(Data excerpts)

○ ○ ○ ○

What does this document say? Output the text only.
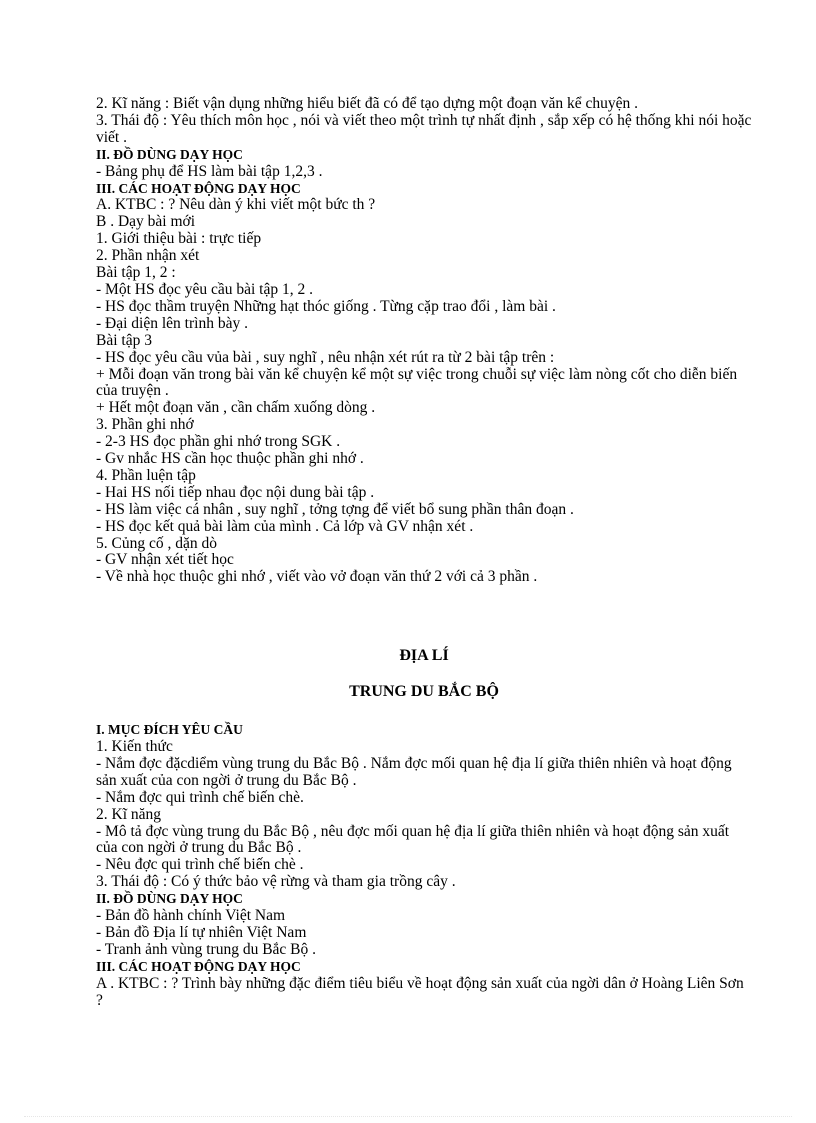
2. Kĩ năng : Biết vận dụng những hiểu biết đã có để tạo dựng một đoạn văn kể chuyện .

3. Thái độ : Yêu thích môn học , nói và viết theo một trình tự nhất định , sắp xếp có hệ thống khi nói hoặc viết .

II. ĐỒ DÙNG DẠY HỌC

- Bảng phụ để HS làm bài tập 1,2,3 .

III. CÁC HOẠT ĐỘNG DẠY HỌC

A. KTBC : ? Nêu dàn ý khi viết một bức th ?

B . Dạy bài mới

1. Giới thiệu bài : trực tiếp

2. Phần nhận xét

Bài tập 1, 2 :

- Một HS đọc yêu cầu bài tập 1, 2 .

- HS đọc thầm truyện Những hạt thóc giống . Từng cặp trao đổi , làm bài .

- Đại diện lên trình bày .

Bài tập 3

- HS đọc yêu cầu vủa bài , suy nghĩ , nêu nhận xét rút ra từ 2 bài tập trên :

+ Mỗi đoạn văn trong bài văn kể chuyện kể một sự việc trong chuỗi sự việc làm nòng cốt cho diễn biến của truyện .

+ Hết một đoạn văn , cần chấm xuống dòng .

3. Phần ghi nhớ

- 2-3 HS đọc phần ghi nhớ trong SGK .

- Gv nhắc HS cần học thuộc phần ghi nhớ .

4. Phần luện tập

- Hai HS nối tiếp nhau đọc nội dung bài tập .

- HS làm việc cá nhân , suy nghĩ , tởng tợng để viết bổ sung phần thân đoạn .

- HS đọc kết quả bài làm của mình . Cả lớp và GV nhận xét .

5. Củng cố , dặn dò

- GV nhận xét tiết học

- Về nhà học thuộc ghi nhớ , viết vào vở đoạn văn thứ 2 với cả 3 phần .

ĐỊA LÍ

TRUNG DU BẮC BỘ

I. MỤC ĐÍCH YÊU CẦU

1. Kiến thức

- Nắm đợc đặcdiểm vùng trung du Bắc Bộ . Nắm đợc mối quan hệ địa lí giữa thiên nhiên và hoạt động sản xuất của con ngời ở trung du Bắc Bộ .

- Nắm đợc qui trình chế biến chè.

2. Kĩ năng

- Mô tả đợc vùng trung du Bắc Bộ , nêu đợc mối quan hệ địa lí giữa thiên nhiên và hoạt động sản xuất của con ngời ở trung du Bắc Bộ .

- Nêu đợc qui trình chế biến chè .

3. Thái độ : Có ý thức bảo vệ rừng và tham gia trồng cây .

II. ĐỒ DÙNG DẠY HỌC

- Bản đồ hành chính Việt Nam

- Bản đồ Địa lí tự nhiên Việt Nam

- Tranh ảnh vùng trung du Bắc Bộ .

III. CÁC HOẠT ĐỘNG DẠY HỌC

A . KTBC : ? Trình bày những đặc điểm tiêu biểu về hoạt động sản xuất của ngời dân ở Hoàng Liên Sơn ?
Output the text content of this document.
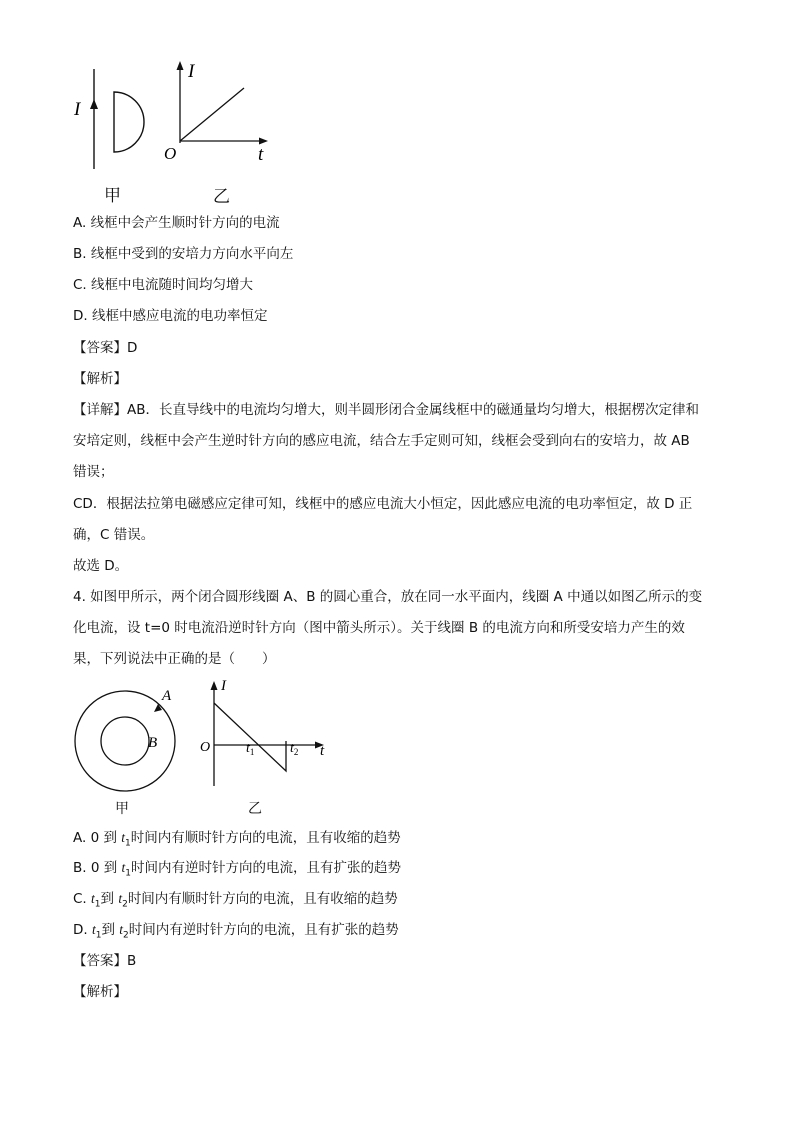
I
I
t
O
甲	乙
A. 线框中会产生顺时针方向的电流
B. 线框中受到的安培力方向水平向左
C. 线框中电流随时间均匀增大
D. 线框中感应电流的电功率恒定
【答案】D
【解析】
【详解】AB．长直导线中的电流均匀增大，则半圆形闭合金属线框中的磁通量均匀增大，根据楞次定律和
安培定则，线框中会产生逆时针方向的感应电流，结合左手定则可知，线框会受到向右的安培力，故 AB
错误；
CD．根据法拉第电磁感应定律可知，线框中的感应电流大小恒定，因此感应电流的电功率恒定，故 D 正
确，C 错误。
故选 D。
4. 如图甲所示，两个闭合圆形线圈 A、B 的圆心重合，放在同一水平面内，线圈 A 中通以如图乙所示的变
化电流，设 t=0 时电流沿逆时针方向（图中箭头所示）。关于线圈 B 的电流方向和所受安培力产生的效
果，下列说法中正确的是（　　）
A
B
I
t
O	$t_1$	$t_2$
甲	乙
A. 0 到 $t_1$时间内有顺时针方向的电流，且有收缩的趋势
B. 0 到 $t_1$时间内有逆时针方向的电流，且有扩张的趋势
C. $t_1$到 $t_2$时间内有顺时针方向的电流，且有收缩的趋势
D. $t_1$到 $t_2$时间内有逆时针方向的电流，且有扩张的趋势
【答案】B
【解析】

○ ○ ○ ○

Task directions
Reproduce exactly the lines from the one with "Output the text content of this document." to the bottom of the listing, both ends included, and nothing else. Skip the pictures.

Answer
Output the text content of this document.
I
I
t
O
甲	乙
A. 线框中会产生顺时针方向的电流
B. 线框中受到的安培力方向水平向左
C. 线框中电流随时间均匀增大
D. 线框中感应电流的电功率恒定
【答案】D
【解析】
【详解】AB．长直导线中的电流均匀增大，则半圆形闭合金属线框中的磁通量均匀增大，根据楞次定律和
安培定则，线框中会产生逆时针方向的感应电流，结合左手定则可知，线框会受到向右的安培力，故 AB
错误；
CD．根据法拉第电磁感应定律可知，线框中的感应电流大小恒定，因此感应电流的电功率恒定，故 D 正
确，C 错误。
故选 D。
4. 如图甲所示，两个闭合圆形线圈 A、B 的圆心重合，放在同一水平面内，线圈 A 中通以如图乙所示的变
化电流，设 t=0 时电流沿逆时针方向（图中箭头所示）。关于线圈 B 的电流方向和所受安培力产生的效
果，下列说法中正确的是（　　）
A
B
I
t
O	$t_1$	$t_2$
甲	乙
A. 0 到 $t_1$时间内有顺时针方向的电流，且有收缩的趋势
B. 0 到 $t_1$时间内有逆时针方向的电流，且有扩张的趋势
C. $t_1$到 $t_2$时间内有顺时针方向的电流，且有收缩的趋势
D. $t_1$到 $t_2$时间内有逆时针方向的电流，且有扩张的趋势
【答案】B
【解析】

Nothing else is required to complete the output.